◆ GEKOZEN FRAGMENT:
DE ANIALARRA 2000 EXPEDITIE
De resultaten
Aan
de Anialarra Interclub 2000 namen personen van 5 verschillende clubs
deel: SC Avalon (15), Speleo Nederland (9), Styx (1), Technico (1) en FFS/GS
Rennes (1). Vier weken lang , van 30/7 tot 27/8 maakten we het gebied
onveilig.
Het hoofddoel, tweeledig, bestond uit enerzijds een serieuze poging
om de instorting (op -650) waarop het Systeem van Anialarra eindigt, te
trachten voorbij te geraken, en anderzijds zoveel mogelijk van het hele
systeem opnieuw te topograferen. In de rand van dit alles zouden nog
enkele andere grotten op het massief worden verder geëxploreerd, en uiteraard
nog worden geprospecteerd.
Na de initi?e portage, het opzetten van een hoogtekamp en het equiperen
van de Pozo Ibarra, die we als ingang tot het systeem zouden gebruiken,
werden in de grot twee verschillende bivaks ingericht: "Kamp 1" op -500
m; Kamp 2 op -600 m, zowat 1 kilometer verder en na een reeks van lange
"voute-mouillantes". Kamp 1 was de thuisbasis van de topoploegen,
Kamp 2 van de ploeg die de terminus zou aanvallen. Elk kamp bood plaats
aan twee personen. Het hoogtekamp bood plaats aan 6 personen.
Een complexe en strikte planning was noodzakelijk om de bezetting van de
3 kampen ten allen tijden te garanderen, doch een "overboeking" te voorkomen.
Topoploegen gingen voor twee dagen ondergronds, de fond-ploegen voor drie
dagen.
Resultaat van de "fond-ploegen"

Regels uit een dataset:
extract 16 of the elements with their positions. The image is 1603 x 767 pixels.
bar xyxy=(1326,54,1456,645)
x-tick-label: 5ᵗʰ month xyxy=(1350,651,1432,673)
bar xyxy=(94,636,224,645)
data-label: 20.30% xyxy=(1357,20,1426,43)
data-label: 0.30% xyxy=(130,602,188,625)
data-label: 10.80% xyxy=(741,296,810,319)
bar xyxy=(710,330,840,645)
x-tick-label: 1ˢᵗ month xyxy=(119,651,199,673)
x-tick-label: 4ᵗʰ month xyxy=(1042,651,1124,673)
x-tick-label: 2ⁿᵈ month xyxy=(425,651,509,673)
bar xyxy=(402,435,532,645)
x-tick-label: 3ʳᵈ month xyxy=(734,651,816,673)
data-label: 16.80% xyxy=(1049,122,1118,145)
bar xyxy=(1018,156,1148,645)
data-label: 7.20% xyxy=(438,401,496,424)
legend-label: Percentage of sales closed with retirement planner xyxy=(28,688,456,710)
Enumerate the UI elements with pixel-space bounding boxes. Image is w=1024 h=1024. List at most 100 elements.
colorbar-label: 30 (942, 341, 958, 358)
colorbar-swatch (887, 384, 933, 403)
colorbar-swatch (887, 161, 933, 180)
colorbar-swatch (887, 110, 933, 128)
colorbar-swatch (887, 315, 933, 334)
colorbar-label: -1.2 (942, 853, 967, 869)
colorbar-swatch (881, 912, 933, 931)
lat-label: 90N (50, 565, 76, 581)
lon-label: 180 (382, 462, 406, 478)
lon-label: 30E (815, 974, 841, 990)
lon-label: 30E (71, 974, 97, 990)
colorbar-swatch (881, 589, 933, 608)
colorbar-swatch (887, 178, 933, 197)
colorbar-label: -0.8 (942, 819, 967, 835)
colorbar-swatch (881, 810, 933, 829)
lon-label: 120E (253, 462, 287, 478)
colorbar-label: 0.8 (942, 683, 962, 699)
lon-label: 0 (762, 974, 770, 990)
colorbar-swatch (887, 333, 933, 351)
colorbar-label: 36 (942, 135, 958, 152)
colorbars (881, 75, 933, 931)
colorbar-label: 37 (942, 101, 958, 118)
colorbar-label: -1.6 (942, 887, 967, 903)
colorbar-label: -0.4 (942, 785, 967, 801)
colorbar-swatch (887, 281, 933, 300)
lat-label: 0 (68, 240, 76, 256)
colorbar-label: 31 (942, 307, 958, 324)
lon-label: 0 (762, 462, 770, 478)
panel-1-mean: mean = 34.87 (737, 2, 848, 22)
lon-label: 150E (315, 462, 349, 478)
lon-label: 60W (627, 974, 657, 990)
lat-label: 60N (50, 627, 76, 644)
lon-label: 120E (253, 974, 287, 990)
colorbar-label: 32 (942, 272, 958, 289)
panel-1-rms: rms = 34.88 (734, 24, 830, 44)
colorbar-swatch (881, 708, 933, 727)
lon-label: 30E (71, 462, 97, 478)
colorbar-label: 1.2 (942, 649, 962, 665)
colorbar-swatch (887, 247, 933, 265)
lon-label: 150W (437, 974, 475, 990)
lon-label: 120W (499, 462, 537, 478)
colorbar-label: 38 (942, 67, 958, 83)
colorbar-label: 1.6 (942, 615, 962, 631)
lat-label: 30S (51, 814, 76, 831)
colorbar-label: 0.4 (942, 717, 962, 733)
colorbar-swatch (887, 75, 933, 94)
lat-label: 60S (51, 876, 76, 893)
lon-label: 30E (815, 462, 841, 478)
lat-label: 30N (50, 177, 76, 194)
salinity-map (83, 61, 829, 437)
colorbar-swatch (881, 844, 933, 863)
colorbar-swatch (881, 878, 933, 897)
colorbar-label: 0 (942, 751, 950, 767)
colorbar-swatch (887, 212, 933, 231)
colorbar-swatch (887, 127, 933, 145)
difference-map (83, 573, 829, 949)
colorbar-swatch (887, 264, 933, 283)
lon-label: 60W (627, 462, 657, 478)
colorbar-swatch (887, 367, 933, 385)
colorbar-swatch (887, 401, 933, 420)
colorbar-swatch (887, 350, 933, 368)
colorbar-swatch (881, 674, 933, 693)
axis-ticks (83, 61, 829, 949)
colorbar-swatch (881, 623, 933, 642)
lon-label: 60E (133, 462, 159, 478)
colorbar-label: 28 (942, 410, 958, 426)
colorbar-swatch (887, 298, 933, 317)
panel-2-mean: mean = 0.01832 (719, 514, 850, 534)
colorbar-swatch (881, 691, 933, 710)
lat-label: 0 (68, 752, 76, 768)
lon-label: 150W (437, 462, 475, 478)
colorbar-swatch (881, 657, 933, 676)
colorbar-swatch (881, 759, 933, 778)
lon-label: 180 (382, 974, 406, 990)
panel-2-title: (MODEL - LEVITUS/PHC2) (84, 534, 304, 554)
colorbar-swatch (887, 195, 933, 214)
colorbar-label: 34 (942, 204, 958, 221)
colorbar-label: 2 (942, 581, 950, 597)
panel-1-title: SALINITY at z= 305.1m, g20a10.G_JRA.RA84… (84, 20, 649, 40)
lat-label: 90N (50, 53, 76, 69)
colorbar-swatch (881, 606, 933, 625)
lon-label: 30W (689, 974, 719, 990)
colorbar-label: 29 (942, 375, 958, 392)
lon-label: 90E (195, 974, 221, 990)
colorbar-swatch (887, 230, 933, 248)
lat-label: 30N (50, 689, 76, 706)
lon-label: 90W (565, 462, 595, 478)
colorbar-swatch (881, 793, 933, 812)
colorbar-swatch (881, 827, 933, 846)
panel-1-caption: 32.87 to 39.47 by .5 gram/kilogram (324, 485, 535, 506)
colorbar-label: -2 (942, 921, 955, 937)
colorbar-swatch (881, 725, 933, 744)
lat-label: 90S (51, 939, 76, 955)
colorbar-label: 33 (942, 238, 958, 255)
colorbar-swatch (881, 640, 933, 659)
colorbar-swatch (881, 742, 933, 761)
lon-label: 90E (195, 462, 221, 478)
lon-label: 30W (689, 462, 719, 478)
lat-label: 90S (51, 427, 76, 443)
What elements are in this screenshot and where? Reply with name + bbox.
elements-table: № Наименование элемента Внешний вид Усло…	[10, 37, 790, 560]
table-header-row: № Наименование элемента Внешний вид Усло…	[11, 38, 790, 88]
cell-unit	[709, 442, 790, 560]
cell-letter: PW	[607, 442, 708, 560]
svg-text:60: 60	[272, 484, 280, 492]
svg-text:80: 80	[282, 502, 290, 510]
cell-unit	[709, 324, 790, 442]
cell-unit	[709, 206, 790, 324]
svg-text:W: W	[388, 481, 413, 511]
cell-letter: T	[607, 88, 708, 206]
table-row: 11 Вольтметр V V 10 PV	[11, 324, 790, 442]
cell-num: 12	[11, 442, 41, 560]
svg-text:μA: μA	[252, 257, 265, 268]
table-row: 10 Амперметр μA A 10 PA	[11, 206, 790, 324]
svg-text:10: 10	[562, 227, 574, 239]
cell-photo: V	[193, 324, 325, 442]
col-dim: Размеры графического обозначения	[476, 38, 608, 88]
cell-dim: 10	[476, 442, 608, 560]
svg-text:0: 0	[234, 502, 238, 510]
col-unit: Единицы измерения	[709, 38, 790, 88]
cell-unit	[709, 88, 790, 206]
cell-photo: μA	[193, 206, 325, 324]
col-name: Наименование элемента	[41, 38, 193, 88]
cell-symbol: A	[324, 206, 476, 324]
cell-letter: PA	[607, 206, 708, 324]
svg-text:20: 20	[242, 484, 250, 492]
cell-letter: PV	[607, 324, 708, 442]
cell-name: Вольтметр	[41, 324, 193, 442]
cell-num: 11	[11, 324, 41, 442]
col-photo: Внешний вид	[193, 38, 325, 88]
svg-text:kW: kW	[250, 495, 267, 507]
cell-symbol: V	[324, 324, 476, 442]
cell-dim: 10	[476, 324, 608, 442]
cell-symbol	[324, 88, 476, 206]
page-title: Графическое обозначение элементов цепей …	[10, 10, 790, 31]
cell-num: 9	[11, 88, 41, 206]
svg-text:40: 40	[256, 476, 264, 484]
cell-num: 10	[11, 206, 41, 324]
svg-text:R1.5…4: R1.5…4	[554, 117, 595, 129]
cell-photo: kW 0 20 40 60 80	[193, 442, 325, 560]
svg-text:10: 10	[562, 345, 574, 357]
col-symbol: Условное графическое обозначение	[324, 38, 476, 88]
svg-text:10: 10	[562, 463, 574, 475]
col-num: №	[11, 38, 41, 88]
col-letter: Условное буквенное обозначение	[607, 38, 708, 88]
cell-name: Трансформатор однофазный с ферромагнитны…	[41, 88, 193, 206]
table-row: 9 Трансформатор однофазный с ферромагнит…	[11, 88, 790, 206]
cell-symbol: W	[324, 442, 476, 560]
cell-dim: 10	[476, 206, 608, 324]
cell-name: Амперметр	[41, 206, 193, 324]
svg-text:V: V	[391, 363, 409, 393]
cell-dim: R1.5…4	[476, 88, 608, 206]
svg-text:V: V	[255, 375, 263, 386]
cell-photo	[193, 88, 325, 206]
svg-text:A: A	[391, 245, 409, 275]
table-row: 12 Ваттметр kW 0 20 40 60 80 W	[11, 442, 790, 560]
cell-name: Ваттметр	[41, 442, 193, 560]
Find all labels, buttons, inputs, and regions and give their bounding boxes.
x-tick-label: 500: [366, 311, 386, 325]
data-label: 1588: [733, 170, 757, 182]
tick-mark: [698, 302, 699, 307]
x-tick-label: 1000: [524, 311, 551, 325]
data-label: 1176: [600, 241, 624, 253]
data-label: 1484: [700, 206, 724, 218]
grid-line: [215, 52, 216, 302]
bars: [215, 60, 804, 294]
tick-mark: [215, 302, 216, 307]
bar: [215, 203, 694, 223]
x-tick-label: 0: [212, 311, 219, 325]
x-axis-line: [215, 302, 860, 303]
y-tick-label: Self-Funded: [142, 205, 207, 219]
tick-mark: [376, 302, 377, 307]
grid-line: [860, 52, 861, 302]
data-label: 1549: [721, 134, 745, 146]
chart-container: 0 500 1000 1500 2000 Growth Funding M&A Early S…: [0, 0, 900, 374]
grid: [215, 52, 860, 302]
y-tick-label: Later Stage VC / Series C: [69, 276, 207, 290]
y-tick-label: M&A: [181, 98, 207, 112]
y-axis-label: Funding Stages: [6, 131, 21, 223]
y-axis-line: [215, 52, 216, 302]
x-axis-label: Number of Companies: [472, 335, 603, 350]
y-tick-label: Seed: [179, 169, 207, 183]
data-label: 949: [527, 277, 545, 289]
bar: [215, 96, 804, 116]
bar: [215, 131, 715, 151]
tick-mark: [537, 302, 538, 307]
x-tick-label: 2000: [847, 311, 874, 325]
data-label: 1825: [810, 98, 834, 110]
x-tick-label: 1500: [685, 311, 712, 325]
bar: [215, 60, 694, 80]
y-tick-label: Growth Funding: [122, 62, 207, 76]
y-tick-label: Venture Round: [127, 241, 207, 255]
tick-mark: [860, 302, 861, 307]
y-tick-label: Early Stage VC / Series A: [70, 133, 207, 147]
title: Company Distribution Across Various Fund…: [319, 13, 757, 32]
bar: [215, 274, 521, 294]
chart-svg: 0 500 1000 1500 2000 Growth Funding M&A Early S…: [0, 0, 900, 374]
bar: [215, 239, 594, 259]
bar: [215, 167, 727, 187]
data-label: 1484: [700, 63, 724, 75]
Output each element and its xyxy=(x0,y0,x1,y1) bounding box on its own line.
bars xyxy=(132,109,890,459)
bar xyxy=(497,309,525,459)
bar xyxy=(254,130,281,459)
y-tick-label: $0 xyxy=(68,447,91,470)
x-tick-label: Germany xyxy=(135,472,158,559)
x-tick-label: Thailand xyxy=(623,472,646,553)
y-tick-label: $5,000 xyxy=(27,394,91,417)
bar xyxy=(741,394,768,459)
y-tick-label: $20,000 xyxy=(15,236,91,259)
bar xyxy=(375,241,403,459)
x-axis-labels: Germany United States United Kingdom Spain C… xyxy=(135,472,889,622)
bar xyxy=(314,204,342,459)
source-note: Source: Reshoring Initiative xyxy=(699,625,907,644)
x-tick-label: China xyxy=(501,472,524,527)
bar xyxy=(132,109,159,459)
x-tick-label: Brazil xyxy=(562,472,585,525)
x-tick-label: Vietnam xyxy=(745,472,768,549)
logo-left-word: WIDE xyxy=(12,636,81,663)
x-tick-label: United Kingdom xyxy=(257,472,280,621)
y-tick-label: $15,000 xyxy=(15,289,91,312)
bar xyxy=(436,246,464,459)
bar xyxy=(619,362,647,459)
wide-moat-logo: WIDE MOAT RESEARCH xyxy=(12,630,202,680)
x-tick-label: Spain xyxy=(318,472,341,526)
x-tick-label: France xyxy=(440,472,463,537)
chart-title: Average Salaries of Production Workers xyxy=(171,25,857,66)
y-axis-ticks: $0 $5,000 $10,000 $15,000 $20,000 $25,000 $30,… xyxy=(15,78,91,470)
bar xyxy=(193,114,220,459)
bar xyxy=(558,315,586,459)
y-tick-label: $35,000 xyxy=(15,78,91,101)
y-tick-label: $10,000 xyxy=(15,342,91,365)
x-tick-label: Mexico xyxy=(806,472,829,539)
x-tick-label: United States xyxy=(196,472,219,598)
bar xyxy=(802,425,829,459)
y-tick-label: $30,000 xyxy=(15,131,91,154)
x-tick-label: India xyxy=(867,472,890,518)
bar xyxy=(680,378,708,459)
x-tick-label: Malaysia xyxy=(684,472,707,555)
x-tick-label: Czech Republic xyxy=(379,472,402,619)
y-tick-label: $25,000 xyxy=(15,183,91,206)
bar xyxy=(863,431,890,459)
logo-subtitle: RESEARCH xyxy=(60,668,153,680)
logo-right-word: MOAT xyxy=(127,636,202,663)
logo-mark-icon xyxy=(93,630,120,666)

◆ OPDRACHT: Vertaal de zin "Topoploegen gingen voor twee dagen ondergronds, de fond-ploegen voor drie dagen." uit de tekst over de Anialarra-expeditie naar het Engels.

◆ ANTWOORD: Survey teams went underground for two days, the bottom teams for three days.